## Work instructions
Put the stretch from the line containing "Patent image size: (790, 751)." through the line containing "The slot or opening 132 is at (318, 147).", both included, into a numbered list, leaving out blank lines.

───── Provided records ─────

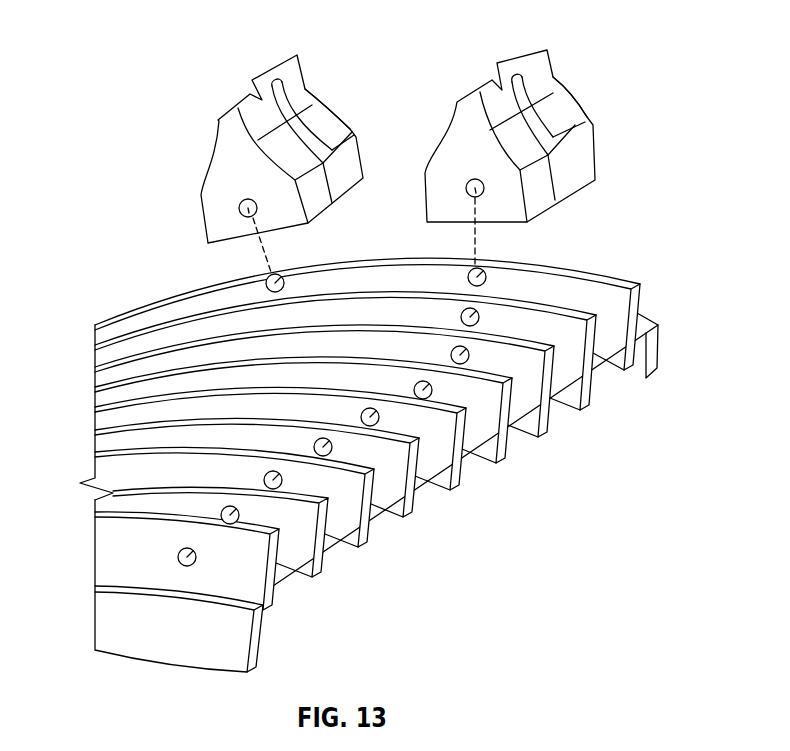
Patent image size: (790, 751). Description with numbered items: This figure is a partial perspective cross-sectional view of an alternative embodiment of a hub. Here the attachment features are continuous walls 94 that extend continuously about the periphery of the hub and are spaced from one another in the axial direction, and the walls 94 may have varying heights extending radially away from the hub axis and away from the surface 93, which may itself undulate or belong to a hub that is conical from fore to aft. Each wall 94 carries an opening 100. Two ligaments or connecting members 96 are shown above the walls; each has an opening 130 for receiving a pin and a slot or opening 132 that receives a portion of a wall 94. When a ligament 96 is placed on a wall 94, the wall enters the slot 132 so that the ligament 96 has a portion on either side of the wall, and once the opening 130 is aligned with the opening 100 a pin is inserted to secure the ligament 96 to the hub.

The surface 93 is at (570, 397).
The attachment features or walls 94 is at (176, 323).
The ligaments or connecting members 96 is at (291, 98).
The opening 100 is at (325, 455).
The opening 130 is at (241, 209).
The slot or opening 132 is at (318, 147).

─────
───── Provided records ─────

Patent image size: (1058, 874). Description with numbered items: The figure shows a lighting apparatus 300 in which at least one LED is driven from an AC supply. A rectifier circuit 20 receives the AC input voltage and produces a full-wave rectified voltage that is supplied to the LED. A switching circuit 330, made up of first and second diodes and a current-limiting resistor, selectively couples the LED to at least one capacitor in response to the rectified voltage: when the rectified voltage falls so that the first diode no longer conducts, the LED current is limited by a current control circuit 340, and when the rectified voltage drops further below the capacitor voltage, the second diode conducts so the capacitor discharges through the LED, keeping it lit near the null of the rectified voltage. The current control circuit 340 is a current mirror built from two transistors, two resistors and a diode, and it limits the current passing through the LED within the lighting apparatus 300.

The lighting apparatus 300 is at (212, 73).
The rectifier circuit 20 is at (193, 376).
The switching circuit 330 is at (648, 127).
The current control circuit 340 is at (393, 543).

─────

## Result of the task
1. Patent image size: (790, 751). Description with numbered items: This figure is a partial perspective cross-sectional view of an alternative embodiment of a hub. Here the attachment features are continuous walls 94 that extend continuously about the periphery of the hub and are spaced from one another in the axial direction, and the walls 94 may have varying heights extending radially away from the hub axis and away from the surface 93, which may itself undulate or belong to a hub that is conical from fore to aft. Each wall 94 carries an opening 100. Two ligaments or connecting members 96 are shown above the walls; each has an opening 130 for receiving a pin and a slot or opening 132 that receives a portion of a wall 94. When a ligament 96 is placed on a wall 94, the wall enters the slot 132 so that the ligament 96 has a portion on either side of the wall, and once the opening 130 is aligned with the opening 100 a pin is inserted to secure the ligament 96 to the hub.
2. The surface 93 is at (570, 397).
3. The attachment features or walls 94 is at (176, 323).
4. The ligaments or connecting members 96 is at (291, 98).
5. The opening 100 is at (325, 455).
6. The opening 130 is at (241, 209).
7. The slot or opening 132 is at (318, 147).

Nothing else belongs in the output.